# DATA
::::::::

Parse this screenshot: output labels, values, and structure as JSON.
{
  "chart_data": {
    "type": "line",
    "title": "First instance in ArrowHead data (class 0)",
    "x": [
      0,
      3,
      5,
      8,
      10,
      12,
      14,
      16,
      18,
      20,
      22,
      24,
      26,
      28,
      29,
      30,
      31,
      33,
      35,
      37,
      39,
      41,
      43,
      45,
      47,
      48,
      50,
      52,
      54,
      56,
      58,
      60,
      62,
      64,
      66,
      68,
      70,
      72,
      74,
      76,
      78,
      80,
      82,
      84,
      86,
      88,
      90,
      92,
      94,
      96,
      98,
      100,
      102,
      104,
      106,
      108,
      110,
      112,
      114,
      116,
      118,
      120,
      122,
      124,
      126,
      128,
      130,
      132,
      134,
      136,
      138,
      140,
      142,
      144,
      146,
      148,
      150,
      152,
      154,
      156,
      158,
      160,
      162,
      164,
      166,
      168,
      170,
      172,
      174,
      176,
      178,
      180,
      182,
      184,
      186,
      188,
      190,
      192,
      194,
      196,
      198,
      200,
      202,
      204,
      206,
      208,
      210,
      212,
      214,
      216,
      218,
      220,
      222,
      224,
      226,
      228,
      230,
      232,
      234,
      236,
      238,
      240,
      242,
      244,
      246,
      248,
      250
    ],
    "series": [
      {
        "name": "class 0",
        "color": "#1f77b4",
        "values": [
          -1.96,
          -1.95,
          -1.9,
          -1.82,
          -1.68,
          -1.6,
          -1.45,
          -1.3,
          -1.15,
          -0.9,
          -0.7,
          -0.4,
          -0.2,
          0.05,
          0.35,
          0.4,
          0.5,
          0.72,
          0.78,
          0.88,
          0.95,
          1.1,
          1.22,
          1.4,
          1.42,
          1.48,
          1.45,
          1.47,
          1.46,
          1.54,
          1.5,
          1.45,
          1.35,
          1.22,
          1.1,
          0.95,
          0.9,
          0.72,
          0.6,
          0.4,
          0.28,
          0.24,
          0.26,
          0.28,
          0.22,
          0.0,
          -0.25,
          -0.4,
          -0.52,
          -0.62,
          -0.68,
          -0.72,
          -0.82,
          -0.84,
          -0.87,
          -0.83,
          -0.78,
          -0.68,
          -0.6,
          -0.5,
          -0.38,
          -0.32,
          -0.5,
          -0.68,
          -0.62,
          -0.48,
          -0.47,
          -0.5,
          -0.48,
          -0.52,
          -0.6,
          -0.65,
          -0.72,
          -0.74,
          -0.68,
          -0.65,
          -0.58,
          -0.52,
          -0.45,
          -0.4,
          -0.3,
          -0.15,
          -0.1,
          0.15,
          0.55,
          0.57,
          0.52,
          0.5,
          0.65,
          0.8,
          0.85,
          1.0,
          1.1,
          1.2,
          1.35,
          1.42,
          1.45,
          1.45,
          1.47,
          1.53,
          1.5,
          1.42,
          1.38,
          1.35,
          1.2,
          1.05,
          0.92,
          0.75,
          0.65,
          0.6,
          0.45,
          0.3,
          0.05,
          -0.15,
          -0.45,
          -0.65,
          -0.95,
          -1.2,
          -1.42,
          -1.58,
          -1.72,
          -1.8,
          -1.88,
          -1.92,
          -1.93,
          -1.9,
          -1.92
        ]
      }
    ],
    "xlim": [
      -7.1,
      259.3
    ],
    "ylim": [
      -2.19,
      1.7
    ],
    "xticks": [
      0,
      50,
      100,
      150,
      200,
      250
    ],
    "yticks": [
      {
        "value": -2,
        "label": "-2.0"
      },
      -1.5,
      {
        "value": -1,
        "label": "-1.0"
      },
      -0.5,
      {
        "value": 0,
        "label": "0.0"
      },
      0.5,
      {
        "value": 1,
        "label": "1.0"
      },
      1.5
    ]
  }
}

::::::::

# WHAT THIS TASK INVOLVES
In the entries above, find lines with "class" and copy each.

# ANSWER FOR THE TASK
    "title": "First instance in ArrowHead data (class 0)",
        "name": "class 0",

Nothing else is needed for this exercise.